■ What this task involves ■
Give the number of lines in the records below that include "enacted". Reply with that number alone.

■ Material for the task ■
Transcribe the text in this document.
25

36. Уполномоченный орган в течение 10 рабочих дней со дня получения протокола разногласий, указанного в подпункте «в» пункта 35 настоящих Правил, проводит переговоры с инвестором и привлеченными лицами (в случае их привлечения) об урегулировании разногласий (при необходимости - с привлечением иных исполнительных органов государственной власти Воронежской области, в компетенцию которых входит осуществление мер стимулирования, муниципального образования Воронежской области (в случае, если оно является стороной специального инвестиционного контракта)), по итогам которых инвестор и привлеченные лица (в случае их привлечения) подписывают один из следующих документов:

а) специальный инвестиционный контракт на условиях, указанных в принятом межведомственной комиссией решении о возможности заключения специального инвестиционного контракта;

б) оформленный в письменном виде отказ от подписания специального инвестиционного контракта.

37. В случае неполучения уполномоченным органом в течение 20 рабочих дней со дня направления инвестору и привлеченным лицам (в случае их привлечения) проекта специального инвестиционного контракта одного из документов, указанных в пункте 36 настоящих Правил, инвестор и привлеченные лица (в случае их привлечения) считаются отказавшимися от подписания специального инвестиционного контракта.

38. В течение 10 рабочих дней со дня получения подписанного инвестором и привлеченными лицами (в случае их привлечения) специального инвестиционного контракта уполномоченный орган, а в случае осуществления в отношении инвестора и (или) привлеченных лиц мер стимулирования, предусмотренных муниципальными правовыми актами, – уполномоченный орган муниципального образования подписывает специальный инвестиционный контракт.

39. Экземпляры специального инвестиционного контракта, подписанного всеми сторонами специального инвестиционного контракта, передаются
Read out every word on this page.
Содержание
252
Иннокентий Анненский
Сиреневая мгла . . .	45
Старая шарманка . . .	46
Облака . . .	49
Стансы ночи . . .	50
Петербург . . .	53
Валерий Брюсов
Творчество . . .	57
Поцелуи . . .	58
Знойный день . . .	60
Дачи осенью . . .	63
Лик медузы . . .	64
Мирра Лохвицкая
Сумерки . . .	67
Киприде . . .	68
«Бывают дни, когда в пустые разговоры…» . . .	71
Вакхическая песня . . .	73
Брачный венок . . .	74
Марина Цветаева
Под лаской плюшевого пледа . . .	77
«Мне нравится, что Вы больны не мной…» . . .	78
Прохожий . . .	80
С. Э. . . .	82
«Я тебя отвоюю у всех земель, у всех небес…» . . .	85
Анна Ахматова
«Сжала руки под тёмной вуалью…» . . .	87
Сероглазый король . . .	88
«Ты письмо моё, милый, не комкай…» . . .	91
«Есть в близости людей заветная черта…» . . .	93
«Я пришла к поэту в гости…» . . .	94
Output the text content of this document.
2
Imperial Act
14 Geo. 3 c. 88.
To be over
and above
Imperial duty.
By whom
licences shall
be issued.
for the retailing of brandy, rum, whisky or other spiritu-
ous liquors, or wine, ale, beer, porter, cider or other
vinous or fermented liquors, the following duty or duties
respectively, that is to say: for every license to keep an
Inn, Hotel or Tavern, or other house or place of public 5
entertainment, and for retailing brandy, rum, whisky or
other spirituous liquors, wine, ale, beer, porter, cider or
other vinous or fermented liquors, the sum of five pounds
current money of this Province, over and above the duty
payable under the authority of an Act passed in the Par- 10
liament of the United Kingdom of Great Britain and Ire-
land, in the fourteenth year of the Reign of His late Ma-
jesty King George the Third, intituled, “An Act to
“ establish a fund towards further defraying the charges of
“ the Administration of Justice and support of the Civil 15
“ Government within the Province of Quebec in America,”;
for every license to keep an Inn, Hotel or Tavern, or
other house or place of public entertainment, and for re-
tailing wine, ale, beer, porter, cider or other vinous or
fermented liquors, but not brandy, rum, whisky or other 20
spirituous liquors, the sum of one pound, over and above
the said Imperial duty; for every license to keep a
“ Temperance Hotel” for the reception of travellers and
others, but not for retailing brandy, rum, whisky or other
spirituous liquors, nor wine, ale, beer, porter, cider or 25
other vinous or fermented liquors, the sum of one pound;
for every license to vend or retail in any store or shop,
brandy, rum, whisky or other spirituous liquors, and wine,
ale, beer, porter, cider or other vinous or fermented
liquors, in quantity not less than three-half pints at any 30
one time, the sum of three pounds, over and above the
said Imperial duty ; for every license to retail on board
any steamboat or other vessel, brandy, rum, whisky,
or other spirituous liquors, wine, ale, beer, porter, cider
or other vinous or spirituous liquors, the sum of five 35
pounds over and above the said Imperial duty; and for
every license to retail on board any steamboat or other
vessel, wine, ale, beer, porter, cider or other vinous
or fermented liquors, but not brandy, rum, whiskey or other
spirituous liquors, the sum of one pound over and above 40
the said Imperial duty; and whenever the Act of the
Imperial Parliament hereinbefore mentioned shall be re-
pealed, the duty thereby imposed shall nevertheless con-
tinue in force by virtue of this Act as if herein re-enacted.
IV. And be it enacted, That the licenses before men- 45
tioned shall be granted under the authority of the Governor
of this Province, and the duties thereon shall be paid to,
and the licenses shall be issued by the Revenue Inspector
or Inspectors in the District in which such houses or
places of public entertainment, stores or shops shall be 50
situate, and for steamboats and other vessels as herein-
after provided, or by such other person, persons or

■ Response for this exercise ■
2